Stored entries:

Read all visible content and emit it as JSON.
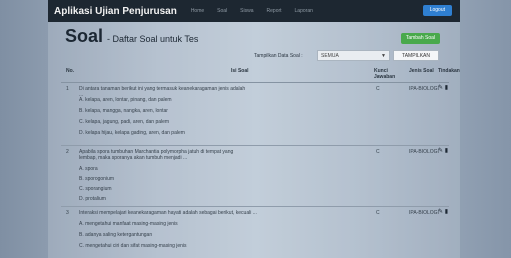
{
  "navbar": {
    "brand": "Aplikasi Ujian Penjurusan",
    "links": [
      "Home",
      "Soal",
      "Siswa",
      "Report",
      "Laporan"
    ],
    "logout_label": "Logout"
  },
  "page": {
    "title": "Soal",
    "subtitle": "- Daftar Soal untuk Tes",
    "add_button": "Tambah Soal",
    "filter_label": "Tampilkan Data Soal :",
    "filter_value": "SEMUA",
    "show_button": "TAMPILKAN"
  },
  "table": {
    "headers": {
      "no": "No.",
      "soal": "Isi Soal",
      "kunci_line1": "Kunci",
      "kunci_line2": "Jawaban",
      "jenis": "Jenis Soal",
      "tindakan": "Tindakan"
    },
    "rows": [
      {
        "no": "1",
        "question": "Di antara tanaman berikut ini yang termasuk keanekaragaman jenis adalah ...",
        "options": [
          "A. kelapa, aren, lontar, pinang, dan palem",
          "B. kelapa, mangga, nangka, aren, lontar",
          "C. kelapa, jagung, padi, aren, dan palem",
          "D. kelapa hijau, kelapa gading, aren, dan palem"
        ],
        "answer": "C",
        "jenis": "IPA-BIOLOGI"
      },
      {
        "no": "2",
        "question": "Apabila spora tumbuhan Marchantia polymorpha jatuh di tempat yang lembap, maka sporanya akan tumbuh menjadi ...",
        "options": [
          "A. spora",
          "B. sporogonium",
          "C. sporangium",
          "D. protalium"
        ],
        "answer": "C",
        "jenis": "IPA-BIOLOGI"
      },
      {
        "no": "3",
        "question": "Interaksi mempelajari keanekaragaman hayati adalah sebagai berikut, kecuali ...",
        "options": [
          "A. mengetahui manfaat masing-masing jenis",
          "B. adanya saling ketergantungan",
          "C. mengetahui ciri dan sifat masing-masing jenis"
        ],
        "answer": "C",
        "jenis": "IPA-BIOLOGI"
      }
    ],
    "action_icons": [
      "pencil-icon",
      "trash-icon"
    ]
  }
}
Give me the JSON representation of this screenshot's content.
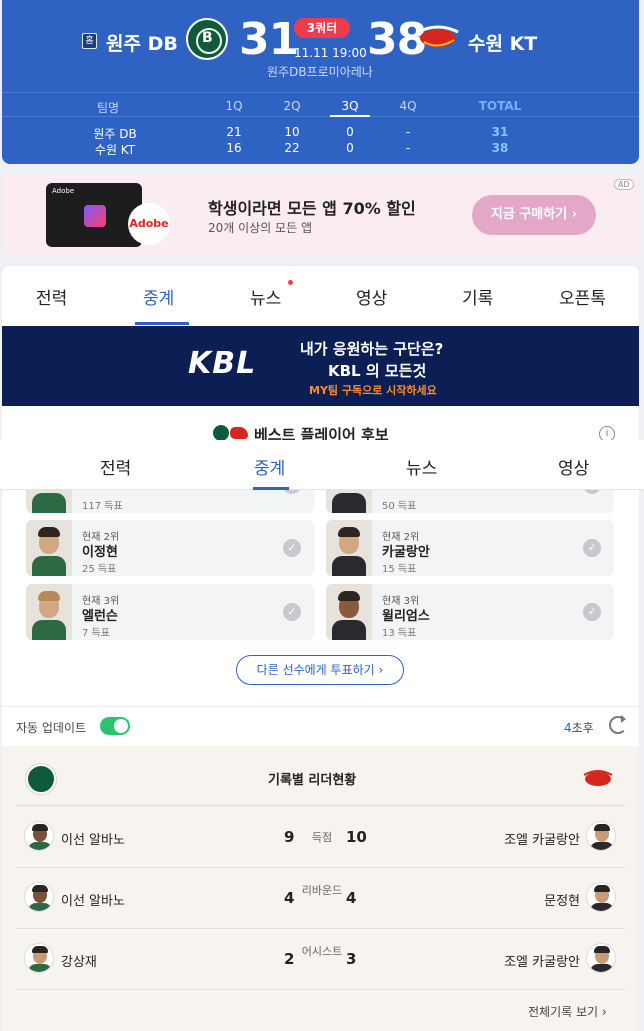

WHAT YOU HAVE TO DO: Where does the word "kelapa" appear in the listing? List each line that holds it.

THE COMPLETED TASK:
          "A. kelapa, aren, lontar, pinang, dan palem",
          "B. kelapa, mangga, nangka, aren, lontar",
          "C. kelapa, jagung, padi, aren, dan palem",
          "D. kelapa hijau, kelapa gading, aren, dan palem"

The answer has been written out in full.